• Description of the task:
Keep the pictures out and restate every record exactly.

(Lines of data)
╭──
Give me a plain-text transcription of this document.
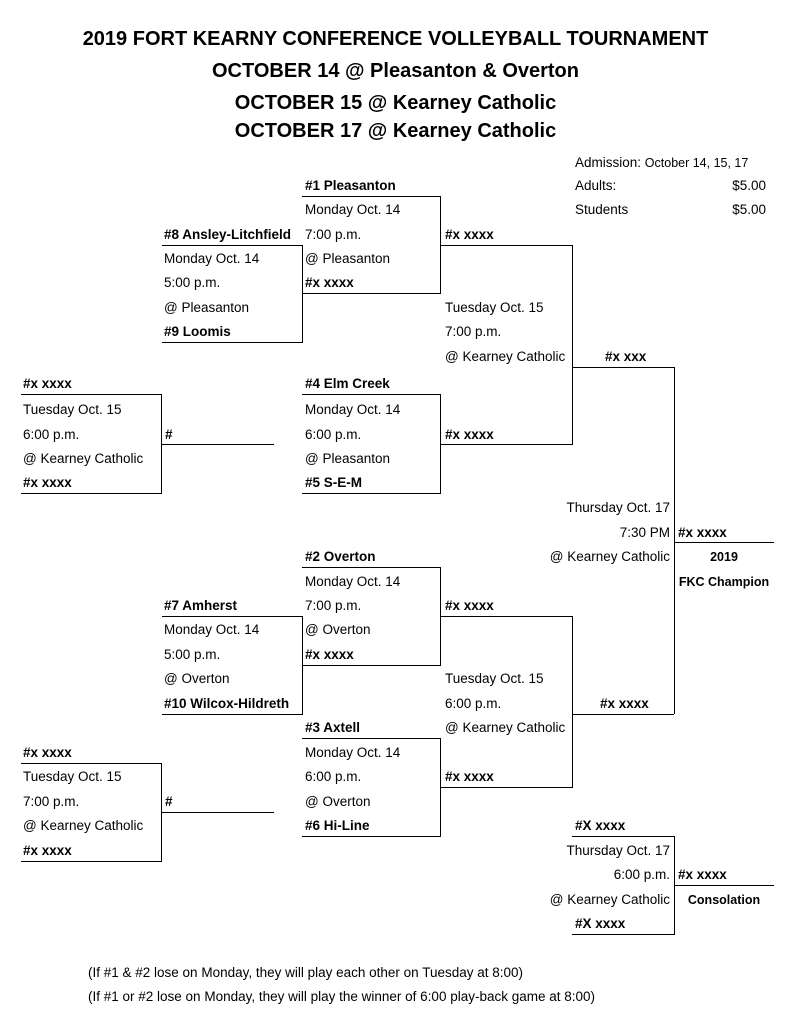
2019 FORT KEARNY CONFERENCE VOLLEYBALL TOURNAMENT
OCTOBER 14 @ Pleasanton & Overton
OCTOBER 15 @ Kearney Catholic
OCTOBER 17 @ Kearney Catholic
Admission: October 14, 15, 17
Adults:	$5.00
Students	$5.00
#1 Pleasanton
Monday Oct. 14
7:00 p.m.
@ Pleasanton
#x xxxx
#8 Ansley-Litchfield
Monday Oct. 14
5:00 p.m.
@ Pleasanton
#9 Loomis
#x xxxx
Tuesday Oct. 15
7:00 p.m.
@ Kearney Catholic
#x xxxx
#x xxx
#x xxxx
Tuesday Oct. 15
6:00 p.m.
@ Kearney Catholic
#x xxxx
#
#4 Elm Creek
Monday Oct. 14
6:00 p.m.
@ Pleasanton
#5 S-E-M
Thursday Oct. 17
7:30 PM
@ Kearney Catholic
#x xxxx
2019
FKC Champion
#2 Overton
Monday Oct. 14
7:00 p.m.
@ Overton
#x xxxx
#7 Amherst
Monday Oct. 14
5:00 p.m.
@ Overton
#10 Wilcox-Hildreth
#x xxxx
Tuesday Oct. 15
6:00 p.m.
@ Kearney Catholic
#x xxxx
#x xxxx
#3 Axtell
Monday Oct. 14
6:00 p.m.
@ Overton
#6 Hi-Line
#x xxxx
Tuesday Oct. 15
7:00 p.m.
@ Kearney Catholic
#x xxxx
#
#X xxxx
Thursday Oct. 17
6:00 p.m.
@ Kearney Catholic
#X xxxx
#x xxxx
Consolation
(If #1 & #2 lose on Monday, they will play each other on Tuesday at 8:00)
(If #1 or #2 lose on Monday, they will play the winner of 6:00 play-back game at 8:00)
╰──
• Final result:
Give me a plain-text transcription of this document.
2019 FORT KEARNY CONFERENCE VOLLEYBALL TOURNAMENT
OCTOBER 14 @ Pleasanton & Overton
OCTOBER 15 @ Kearney Catholic
OCTOBER 17 @ Kearney Catholic
Admission: October 14, 15, 17
Adults:	$5.00
Students	$5.00
#1 Pleasanton
Monday Oct. 14
7:00 p.m.
@ Pleasanton
#x xxxx
#8 Ansley-Litchfield
Monday Oct. 14
5:00 p.m.
@ Pleasanton
#9 Loomis
#x xxxx
Tuesday Oct. 15
7:00 p.m.
@ Kearney Catholic
#x xxxx
#x xxx
#x xxxx
Tuesday Oct. 15
6:00 p.m.
@ Kearney Catholic
#x xxxx
#
#4 Elm Creek
Monday Oct. 14
6:00 p.m.
@ Pleasanton
#5 S-E-M
Thursday Oct. 17
7:30 PM
@ Kearney Catholic
#x xxxx
2019
FKC Champion
#2 Overton
Monday Oct. 14
7:00 p.m.
@ Overton
#x xxxx
#7 Amherst
Monday Oct. 14
5:00 p.m.
@ Overton
#10 Wilcox-Hildreth
#x xxxx
Tuesday Oct. 15
6:00 p.m.
@ Kearney Catholic
#x xxxx
#x xxxx
#3 Axtell
Monday Oct. 14
6:00 p.m.
@ Overton
#6 Hi-Line
#x xxxx
Tuesday Oct. 15
7:00 p.m.
@ Kearney Catholic
#x xxxx
#
#X xxxx
Thursday Oct. 17
6:00 p.m.
@ Kearney Catholic
#X xxxx
#x xxxx
Consolation
(If #1 & #2 lose on Monday, they will play each other on Tuesday at 8:00)
(If #1 or #2 lose on Monday, they will play the winner of 6:00 play-back game at 8:00)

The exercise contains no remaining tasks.